(Saved entries)
◆ ◆ ◆ ◆ ◆
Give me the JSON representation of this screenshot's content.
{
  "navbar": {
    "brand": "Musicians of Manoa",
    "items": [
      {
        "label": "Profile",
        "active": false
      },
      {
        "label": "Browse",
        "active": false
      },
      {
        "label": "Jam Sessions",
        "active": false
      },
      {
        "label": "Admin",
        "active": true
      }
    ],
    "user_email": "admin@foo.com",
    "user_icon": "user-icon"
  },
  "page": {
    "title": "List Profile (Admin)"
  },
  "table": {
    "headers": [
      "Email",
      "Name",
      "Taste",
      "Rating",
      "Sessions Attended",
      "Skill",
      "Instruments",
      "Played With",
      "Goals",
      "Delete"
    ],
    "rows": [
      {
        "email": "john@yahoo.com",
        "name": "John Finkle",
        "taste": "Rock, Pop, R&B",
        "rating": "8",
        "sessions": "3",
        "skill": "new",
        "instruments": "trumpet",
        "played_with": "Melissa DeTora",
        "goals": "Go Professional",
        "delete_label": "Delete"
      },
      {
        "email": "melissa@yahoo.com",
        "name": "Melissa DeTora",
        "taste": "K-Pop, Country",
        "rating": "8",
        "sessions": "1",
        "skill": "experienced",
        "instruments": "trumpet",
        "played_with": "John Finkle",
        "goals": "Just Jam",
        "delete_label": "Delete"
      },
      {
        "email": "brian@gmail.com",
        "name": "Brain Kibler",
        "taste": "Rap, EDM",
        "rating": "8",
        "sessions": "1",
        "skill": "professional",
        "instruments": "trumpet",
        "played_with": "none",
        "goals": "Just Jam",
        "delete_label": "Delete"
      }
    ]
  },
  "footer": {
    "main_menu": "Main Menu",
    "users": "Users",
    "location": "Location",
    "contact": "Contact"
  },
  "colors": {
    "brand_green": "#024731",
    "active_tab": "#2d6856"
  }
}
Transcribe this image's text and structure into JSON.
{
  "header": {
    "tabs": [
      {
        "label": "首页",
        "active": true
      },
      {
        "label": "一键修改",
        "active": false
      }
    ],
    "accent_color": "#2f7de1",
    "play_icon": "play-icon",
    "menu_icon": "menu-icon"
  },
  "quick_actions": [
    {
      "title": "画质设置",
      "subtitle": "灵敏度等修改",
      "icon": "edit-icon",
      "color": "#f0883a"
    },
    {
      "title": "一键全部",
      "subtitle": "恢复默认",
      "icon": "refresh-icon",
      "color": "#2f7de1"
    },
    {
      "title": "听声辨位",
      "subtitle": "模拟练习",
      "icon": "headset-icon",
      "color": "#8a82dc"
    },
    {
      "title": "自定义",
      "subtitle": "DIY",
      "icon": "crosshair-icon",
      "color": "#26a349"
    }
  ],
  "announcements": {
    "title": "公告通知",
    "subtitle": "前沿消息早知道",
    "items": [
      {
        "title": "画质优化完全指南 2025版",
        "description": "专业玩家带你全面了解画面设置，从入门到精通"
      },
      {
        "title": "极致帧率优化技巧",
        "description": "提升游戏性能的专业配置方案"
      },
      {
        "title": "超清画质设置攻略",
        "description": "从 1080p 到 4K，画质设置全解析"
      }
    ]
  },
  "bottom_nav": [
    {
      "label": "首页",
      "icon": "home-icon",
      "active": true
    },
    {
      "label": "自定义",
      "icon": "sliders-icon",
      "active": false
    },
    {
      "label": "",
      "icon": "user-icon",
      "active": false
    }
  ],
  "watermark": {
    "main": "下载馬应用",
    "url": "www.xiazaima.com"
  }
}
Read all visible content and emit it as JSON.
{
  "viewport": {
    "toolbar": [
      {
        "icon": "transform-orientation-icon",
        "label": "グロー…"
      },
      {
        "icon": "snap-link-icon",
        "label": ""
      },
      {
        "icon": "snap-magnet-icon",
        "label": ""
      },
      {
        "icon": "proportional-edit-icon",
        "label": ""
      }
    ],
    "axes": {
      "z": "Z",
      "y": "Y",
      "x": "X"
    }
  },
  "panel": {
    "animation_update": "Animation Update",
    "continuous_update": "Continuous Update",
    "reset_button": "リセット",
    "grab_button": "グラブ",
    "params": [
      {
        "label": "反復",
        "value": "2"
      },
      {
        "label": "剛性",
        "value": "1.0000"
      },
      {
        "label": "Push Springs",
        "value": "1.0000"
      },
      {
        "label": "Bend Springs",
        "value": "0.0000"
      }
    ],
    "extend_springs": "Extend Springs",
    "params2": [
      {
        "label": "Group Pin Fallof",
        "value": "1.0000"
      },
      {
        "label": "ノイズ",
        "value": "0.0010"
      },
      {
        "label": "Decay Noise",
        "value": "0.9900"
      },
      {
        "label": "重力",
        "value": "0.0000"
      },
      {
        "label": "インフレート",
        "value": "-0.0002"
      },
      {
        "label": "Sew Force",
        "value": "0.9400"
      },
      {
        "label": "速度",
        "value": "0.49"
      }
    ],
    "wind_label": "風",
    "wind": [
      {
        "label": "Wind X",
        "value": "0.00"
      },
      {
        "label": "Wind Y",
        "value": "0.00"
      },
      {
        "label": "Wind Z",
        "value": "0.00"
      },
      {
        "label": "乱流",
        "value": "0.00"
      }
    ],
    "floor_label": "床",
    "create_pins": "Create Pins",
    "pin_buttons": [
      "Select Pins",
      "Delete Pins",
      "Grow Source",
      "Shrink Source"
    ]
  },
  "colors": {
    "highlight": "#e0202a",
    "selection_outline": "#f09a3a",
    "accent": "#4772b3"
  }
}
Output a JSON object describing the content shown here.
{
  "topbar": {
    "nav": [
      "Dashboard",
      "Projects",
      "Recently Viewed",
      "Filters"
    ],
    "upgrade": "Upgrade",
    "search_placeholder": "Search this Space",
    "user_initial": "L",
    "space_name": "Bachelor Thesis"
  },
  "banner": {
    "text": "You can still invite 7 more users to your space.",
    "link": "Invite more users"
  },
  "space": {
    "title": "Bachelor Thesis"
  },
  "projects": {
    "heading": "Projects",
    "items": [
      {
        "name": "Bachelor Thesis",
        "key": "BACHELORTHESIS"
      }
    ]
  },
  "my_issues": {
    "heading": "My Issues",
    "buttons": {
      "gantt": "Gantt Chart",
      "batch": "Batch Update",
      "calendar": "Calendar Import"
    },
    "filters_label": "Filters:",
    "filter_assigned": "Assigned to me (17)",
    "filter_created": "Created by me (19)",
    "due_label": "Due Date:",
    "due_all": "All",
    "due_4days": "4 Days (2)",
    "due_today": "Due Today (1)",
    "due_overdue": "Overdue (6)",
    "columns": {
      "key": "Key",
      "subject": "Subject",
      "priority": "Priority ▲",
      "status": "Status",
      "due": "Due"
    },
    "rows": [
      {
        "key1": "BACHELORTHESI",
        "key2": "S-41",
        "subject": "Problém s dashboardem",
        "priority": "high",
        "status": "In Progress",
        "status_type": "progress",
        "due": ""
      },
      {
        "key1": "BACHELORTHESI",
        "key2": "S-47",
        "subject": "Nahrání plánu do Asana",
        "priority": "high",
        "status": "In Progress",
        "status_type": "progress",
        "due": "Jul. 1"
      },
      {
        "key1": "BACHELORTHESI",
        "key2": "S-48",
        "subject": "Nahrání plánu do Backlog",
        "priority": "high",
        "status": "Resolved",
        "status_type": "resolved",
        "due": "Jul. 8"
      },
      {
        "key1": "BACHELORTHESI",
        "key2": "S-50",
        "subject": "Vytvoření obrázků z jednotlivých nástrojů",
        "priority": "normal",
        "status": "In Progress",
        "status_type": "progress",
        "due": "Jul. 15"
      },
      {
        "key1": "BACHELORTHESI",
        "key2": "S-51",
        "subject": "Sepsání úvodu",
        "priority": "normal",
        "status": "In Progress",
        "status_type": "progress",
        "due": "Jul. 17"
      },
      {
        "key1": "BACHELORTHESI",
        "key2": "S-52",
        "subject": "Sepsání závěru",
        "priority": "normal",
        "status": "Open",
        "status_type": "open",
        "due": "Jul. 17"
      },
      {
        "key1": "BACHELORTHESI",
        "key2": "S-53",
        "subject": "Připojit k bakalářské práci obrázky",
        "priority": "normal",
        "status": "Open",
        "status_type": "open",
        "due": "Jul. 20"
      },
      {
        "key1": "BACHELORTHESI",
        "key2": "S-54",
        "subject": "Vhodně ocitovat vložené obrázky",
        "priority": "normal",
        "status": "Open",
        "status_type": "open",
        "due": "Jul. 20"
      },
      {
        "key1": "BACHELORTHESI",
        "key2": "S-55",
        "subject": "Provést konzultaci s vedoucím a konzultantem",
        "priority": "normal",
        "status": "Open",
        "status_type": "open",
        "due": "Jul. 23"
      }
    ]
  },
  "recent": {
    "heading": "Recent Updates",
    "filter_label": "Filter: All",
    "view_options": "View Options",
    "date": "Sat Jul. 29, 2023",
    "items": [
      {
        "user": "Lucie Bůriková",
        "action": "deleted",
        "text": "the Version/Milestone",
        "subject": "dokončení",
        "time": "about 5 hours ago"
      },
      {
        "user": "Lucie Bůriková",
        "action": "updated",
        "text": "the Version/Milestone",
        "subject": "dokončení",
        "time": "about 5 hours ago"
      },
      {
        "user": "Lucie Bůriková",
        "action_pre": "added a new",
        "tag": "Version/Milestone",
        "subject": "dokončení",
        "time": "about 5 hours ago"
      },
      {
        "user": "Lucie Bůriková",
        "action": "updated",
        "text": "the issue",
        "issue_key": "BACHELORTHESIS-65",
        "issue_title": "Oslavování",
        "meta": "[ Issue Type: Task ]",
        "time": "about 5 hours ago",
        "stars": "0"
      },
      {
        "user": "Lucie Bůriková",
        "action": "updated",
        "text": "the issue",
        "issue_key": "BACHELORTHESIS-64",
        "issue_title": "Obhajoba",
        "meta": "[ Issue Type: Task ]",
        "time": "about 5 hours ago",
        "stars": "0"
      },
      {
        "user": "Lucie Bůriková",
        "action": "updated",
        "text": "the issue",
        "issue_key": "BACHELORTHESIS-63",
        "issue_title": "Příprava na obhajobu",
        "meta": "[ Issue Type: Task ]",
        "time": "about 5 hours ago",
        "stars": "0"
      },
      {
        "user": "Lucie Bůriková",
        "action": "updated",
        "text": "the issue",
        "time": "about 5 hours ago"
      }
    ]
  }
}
◆ ◆ ◆ ◆ ◆
Extract every line of the records above that contains the word "link".

        "icon": "snap-link-icon",
    "link": "Invite more users"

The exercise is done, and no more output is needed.